REQUIREMENT
Your answer should be a single number: the count of lines that include "Body".

RECORDS SHOWN
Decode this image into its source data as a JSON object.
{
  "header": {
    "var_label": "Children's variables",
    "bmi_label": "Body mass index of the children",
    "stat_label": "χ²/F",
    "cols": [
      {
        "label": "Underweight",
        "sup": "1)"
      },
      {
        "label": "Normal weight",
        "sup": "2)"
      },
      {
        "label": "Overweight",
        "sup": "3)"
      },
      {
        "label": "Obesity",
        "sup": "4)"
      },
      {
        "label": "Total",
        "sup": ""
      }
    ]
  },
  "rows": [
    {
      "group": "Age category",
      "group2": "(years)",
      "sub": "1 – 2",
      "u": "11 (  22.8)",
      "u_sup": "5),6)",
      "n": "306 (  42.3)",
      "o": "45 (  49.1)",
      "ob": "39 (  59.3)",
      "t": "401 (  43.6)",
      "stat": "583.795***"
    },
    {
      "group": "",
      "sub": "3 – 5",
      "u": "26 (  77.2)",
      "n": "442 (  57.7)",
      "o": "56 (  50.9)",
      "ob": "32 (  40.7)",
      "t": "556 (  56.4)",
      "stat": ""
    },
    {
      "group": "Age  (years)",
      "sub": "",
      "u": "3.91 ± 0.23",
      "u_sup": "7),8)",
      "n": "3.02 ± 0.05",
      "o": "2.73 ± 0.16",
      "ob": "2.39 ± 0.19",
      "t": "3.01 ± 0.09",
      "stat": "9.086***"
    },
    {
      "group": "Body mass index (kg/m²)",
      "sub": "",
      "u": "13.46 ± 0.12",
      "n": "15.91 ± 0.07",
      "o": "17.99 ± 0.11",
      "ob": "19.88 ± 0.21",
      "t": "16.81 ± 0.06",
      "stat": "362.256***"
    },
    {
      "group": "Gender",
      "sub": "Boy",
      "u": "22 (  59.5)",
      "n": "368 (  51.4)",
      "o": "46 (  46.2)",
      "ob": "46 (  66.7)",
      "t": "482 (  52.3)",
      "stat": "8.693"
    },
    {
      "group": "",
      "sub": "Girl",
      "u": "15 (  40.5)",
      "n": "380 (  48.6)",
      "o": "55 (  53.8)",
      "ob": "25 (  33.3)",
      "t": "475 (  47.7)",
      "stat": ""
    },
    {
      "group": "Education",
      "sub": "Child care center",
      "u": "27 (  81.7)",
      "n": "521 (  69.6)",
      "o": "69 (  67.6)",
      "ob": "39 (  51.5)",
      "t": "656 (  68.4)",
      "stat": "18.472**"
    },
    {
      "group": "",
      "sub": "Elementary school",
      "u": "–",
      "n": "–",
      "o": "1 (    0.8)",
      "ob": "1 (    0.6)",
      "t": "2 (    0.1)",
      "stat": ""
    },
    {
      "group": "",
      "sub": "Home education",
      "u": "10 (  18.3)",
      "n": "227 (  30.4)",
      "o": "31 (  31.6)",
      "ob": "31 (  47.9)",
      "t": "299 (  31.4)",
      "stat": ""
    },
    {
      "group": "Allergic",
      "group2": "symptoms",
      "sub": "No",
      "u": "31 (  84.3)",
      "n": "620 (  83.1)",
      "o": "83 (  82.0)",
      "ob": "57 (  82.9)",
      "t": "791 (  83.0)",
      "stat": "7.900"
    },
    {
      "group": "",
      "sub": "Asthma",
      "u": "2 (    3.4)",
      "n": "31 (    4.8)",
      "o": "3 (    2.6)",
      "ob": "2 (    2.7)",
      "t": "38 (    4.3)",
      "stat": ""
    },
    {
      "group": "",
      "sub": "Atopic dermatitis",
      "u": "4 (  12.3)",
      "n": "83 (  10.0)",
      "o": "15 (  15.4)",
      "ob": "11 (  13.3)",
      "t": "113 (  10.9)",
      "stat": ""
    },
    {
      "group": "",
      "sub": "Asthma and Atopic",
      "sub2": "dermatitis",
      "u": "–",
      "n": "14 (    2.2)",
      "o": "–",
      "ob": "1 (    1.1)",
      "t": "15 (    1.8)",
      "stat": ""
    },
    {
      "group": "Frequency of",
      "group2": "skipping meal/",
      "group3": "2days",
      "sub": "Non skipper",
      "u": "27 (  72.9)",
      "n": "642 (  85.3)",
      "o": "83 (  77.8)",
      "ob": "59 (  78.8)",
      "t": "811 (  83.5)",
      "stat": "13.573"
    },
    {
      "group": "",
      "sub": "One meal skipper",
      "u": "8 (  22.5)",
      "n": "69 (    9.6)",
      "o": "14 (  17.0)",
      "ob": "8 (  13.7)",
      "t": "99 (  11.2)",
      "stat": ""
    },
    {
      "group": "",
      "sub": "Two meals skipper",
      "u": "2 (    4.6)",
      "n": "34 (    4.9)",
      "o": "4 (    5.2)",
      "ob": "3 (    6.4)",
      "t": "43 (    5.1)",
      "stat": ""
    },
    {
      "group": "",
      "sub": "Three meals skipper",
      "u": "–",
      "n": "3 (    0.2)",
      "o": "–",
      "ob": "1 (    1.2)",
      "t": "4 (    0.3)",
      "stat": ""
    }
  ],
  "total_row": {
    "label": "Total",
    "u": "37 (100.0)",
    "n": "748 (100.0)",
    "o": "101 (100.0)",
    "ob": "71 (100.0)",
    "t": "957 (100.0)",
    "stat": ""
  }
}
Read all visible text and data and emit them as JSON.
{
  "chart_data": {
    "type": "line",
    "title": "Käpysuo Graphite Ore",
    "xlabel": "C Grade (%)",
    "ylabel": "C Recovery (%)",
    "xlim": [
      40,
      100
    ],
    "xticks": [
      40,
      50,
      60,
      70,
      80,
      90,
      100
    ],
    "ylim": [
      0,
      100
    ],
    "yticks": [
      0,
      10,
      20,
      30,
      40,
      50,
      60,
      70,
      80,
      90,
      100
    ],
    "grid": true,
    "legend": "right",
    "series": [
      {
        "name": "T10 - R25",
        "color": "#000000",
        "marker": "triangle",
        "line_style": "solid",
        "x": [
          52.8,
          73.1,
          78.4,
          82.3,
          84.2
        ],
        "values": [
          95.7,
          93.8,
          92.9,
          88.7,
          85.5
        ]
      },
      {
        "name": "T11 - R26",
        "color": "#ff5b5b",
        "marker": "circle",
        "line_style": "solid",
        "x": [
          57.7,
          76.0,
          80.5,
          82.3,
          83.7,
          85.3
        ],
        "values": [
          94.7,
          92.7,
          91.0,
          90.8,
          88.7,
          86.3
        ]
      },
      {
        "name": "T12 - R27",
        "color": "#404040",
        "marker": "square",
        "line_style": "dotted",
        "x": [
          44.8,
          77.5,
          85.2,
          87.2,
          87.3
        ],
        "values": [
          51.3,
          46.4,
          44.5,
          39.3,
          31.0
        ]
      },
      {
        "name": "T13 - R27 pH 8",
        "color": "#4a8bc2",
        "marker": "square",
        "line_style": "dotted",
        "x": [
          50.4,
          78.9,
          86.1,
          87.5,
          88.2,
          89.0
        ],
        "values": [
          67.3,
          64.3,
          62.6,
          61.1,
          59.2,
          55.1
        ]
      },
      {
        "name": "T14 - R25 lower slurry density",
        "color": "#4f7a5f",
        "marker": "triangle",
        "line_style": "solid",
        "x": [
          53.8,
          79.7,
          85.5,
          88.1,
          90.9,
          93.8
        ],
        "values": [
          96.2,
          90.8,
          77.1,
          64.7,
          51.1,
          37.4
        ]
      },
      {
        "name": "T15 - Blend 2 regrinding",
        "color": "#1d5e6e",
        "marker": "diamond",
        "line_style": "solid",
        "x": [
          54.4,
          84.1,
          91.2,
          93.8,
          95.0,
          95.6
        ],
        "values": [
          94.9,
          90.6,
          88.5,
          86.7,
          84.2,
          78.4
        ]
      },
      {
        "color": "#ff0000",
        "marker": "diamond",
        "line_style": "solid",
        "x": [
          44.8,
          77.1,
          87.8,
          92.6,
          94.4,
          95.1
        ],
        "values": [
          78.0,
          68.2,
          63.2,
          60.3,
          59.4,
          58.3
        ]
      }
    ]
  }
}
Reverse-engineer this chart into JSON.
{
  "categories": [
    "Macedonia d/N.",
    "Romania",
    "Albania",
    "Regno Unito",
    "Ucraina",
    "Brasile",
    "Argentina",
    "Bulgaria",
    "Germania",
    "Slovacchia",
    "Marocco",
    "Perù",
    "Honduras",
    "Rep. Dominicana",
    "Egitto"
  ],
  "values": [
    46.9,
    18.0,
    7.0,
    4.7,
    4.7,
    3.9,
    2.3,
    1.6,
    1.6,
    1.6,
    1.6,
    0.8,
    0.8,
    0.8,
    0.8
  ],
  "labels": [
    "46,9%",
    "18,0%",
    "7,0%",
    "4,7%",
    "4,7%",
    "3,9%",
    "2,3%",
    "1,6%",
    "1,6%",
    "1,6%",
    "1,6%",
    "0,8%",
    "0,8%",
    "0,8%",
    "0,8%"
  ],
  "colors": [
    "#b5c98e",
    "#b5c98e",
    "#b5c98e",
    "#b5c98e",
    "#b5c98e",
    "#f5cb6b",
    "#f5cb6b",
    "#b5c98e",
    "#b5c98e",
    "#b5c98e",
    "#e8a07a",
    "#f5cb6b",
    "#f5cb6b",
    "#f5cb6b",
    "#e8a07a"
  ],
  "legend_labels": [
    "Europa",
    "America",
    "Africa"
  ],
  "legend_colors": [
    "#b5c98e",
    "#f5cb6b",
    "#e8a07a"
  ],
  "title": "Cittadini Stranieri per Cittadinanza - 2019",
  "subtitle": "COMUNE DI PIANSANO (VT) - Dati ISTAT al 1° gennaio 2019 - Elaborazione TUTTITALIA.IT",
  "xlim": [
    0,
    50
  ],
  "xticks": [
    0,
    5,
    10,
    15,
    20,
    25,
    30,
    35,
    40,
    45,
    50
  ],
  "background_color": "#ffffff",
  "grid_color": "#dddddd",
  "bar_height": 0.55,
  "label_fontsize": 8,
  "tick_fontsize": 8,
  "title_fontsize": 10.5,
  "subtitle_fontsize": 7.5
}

SOLUTION FOR THIS EXERCISE
2